Omit all images. Write out the rest of the material exactly.
-- START OF DATA TO USE --
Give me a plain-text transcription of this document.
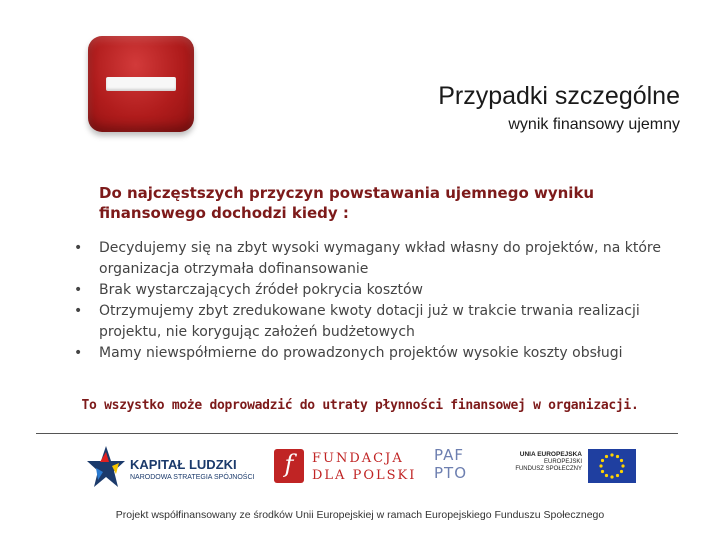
Przypadki szczególne
wynik finansowy ujemny
Do najczęstszych przyczyn powstawania ujemnego wyniku finansowego dochodzi kiedy :
• Decydujemy się na zbyt wysoki wymagany wkład własny do projektów, na które organizacja otrzymała dofinansowanie
• Brak wystarczających źródeł pokrycia kosztów
• Otrzymujemy zbyt zredukowane kwoty dotacji już w trakcie trwania realizacji projektu, nie korygując założeń budżetowych
• Mamy niewspółmierne do prowadzonych projektów wysokie koszty obsługi
To wszystko może doprowadzić do utraty płynności finansowej w organizacji.
KAPITAŁ LUDZKI
NARODOWA STRATEGIA SPÓJNOŚCI	f	FUNDACJA
DLA POLSKI
PAF
PTO
UNIA EUROPEJSKA
EUROPEJSKI
FUNDUSZ SPOŁECZNY
Projekt współfinansowany ze środków Unii Europejskiej w ramach Europejskiego Funduszu Społecznego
-- END OF DATA TO USE --
# EXERCISE OUTPUT:
Give me a plain-text transcription of this document.
Przypadki szczególne
wynik finansowy ujemny
Do najczęstszych przyczyn powstawania ujemnego wyniku finansowego dochodzi kiedy :
• Decydujemy się na zbyt wysoki wymagany wkład własny do projektów, na które organizacja otrzymała dofinansowanie
• Brak wystarczających źródeł pokrycia kosztów
• Otrzymujemy zbyt zredukowane kwoty dotacji już w trakcie trwania realizacji projektu, nie korygując założeń budżetowych
• Mamy niewspółmierne do prowadzonych projektów wysokie koszty obsługi
To wszystko może doprowadzić do utraty płynności finansowej w organizacji.
KAPITAŁ LUDZKI
NARODOWA STRATEGIA SPÓJNOŚCI	f	FUNDACJA
DLA POLSKI
PAF
PTO
UNIA EUROPEJSKA
EUROPEJSKI
FUNDUSZ SPOŁECZNY
Projekt współfinansowany ze środków Unii Europejskiej w ramach Europejskiego Funduszu Społecznego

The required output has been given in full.